■ **The problem**
Rewrite the data from the start down to the line containing "bar (346, 258, 356, 366)", with "legend-swatch" changed to "legend-marker" and nothing else altered.

■ **Recorded information**
□ □ □ □ □ □ □

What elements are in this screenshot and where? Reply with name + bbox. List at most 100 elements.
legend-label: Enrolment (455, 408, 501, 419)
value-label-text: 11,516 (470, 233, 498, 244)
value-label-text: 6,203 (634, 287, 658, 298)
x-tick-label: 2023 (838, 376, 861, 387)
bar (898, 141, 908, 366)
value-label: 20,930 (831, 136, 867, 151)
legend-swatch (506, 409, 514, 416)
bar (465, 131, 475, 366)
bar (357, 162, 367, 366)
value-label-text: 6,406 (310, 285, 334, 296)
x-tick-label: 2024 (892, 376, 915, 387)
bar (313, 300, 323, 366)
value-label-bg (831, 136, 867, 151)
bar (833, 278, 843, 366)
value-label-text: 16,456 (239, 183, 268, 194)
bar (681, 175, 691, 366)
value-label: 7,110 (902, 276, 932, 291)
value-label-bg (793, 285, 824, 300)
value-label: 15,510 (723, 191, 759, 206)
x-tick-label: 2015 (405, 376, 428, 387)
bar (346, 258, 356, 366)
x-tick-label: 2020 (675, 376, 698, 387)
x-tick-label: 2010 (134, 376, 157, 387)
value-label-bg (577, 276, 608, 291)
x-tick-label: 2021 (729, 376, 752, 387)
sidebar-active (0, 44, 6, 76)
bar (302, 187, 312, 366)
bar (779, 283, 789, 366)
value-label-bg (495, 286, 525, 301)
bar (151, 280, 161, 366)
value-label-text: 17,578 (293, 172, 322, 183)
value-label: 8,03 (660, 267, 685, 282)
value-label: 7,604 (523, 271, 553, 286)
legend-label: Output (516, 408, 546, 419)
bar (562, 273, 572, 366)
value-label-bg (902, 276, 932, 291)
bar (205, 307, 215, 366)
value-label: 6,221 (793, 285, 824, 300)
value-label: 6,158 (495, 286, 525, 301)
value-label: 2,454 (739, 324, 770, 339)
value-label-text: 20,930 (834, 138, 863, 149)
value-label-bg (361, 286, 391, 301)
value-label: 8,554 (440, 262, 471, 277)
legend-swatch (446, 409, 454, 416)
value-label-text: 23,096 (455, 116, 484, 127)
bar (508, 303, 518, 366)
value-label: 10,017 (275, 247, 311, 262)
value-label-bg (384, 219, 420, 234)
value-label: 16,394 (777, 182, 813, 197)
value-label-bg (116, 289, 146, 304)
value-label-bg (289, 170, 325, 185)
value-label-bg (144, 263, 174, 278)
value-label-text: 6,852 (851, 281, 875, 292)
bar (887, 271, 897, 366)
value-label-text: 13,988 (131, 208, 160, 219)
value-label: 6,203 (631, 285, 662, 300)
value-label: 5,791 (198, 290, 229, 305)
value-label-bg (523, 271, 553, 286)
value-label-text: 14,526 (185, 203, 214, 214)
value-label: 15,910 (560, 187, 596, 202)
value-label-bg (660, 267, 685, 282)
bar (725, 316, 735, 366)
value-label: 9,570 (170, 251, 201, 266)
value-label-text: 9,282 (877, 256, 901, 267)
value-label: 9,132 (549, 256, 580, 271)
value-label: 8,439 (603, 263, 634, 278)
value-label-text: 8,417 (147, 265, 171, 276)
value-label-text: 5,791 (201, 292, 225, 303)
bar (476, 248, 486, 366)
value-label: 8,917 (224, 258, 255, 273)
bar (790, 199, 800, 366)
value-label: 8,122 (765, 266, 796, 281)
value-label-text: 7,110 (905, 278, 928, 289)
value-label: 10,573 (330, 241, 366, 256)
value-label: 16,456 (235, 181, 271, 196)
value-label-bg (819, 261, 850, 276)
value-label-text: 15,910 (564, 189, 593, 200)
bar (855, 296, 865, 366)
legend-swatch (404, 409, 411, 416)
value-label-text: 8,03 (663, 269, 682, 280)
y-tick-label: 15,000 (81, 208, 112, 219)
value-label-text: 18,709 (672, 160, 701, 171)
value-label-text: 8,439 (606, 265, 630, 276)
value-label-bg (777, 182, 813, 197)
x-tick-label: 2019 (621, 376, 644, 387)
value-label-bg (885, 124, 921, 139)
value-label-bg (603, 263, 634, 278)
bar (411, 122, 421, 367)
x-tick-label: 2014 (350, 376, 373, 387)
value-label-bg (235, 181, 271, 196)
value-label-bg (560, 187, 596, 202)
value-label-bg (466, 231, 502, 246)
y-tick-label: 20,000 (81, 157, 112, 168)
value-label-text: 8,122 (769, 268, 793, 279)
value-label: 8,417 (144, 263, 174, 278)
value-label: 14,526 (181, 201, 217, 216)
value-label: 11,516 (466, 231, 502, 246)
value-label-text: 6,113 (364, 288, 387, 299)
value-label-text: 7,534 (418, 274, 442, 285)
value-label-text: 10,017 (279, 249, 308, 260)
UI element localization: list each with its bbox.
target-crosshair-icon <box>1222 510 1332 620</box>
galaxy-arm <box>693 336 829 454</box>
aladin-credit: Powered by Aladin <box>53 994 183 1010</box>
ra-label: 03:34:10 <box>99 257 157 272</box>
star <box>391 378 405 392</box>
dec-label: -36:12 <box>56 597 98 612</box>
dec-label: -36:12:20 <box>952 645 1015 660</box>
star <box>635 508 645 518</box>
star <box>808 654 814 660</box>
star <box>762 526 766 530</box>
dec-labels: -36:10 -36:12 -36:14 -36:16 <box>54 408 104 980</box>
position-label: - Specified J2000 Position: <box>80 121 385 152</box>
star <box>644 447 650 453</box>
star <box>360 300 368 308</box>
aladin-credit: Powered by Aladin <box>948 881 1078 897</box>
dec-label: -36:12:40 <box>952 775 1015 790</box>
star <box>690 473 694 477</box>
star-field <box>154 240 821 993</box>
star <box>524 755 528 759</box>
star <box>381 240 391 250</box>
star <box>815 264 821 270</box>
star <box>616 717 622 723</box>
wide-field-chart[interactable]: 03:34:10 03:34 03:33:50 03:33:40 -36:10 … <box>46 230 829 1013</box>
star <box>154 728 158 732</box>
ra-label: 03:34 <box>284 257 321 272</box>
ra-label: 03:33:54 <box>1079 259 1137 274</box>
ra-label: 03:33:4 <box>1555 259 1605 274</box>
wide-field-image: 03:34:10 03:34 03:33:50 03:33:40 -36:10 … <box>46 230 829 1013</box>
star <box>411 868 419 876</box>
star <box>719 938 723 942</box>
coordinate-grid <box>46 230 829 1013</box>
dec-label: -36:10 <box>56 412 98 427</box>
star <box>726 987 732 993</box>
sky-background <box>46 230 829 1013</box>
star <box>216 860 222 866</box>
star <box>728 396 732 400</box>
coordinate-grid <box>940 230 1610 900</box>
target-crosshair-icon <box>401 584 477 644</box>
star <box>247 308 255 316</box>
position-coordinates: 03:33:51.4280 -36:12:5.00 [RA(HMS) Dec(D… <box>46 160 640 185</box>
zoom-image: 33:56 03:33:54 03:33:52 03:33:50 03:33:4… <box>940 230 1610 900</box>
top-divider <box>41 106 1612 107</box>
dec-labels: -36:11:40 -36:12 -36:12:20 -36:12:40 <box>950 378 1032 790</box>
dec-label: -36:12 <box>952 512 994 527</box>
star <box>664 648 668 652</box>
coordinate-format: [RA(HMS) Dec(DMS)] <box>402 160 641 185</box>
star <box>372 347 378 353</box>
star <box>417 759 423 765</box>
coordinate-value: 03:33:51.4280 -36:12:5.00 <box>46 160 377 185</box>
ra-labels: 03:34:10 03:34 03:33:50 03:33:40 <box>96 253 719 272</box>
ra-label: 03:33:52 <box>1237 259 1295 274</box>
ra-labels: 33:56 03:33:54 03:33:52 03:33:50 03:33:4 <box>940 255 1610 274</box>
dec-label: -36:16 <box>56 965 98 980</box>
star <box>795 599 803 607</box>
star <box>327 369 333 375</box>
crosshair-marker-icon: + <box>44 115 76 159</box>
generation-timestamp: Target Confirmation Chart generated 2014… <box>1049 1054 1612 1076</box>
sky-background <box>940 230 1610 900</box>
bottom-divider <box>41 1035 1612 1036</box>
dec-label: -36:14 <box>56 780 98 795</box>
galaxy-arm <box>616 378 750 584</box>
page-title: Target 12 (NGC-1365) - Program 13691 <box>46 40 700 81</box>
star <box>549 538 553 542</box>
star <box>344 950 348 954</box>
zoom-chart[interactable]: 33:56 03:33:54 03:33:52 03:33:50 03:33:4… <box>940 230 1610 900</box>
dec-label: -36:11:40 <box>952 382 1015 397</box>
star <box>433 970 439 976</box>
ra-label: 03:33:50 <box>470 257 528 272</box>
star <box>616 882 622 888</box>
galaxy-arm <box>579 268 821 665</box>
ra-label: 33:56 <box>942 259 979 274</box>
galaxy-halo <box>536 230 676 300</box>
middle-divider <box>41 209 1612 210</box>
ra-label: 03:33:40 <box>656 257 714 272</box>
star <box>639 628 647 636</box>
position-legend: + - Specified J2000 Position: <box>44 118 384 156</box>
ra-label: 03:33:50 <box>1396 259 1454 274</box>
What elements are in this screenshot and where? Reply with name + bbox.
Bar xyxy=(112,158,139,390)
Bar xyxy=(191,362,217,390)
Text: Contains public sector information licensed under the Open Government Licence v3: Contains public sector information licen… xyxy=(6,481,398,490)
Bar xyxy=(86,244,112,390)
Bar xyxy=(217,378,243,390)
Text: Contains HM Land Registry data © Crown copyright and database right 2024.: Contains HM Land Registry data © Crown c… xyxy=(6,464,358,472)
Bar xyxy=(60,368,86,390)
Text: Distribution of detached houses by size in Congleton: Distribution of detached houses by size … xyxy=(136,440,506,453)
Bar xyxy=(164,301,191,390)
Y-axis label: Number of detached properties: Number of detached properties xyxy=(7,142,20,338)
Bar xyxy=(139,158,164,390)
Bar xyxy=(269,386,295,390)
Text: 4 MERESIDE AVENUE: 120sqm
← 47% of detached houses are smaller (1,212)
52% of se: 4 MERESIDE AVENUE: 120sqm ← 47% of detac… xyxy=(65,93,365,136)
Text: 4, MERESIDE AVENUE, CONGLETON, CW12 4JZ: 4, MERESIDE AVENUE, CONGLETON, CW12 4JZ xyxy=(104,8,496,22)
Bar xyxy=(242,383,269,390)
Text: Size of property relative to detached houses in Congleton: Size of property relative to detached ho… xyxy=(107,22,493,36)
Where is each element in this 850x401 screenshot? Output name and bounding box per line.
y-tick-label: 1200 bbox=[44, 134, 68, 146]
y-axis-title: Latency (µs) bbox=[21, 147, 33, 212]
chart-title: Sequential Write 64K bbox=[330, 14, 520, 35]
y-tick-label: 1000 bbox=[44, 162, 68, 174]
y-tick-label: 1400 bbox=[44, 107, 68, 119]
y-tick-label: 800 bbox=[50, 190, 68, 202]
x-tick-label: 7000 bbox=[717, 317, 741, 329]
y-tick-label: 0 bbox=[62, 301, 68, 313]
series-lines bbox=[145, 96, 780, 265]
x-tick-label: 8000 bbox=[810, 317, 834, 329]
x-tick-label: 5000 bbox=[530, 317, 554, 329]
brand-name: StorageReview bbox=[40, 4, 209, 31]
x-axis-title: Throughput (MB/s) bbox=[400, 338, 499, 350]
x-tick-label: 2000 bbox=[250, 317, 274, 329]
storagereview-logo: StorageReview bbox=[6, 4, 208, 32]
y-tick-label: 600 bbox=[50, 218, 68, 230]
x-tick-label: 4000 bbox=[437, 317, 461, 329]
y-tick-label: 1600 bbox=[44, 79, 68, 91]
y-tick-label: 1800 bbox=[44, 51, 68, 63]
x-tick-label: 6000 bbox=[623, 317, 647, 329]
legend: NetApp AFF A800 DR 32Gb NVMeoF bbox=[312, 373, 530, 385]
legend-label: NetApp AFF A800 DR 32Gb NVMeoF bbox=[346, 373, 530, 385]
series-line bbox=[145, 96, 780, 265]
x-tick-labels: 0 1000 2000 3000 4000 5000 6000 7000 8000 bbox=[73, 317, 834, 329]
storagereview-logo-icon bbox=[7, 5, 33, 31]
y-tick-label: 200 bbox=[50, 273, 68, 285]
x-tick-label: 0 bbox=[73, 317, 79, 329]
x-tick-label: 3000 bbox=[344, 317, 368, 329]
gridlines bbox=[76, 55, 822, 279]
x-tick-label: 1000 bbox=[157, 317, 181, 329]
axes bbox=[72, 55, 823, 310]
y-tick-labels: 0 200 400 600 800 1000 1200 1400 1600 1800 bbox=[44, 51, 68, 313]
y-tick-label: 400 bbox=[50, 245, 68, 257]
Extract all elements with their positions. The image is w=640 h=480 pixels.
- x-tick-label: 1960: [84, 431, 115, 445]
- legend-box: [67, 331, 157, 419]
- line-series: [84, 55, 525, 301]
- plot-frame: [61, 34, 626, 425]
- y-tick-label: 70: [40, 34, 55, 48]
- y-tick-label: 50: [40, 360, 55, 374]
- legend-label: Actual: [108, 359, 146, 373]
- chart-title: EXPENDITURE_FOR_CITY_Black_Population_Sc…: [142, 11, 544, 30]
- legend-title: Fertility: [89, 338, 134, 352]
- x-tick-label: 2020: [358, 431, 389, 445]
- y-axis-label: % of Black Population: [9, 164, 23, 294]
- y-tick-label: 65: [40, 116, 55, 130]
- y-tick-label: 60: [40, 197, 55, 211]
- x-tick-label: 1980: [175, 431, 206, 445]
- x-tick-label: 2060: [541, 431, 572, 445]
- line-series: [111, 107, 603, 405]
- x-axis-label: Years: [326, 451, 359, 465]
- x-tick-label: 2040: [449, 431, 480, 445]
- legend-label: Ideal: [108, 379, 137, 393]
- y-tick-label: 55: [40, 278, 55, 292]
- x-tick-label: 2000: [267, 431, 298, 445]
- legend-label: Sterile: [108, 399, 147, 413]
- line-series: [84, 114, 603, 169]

□ □ □ □ □ □ □

■ **Worked answer**
What elements are in this screenshot and where? Reply with name + bbox. List at most 100 elements.
legend-label: Enrolment (455, 408, 501, 419)
value-label-text: 11,516 (470, 233, 498, 244)
value-label-text: 6,203 (634, 287, 658, 298)
x-tick-label: 2023 (838, 376, 861, 387)
bar (898, 141, 908, 366)
value-label: 20,930 (831, 136, 867, 151)
legend-marker (506, 409, 514, 416)
bar (465, 131, 475, 366)
bar (357, 162, 367, 366)
value-label-text: 6,406 (310, 285, 334, 296)
x-tick-label: 2024 (892, 376, 915, 387)
bar (313, 300, 323, 366)
value-label-bg (831, 136, 867, 151)
bar (833, 278, 843, 366)
value-label-text: 16,456 (239, 183, 268, 194)
bar (681, 175, 691, 366)
value-label: 7,110 (902, 276, 932, 291)
value-label-bg (793, 285, 824, 300)
value-label: 15,510 (723, 191, 759, 206)
x-tick-label: 2015 (405, 376, 428, 387)
bar (346, 258, 356, 366)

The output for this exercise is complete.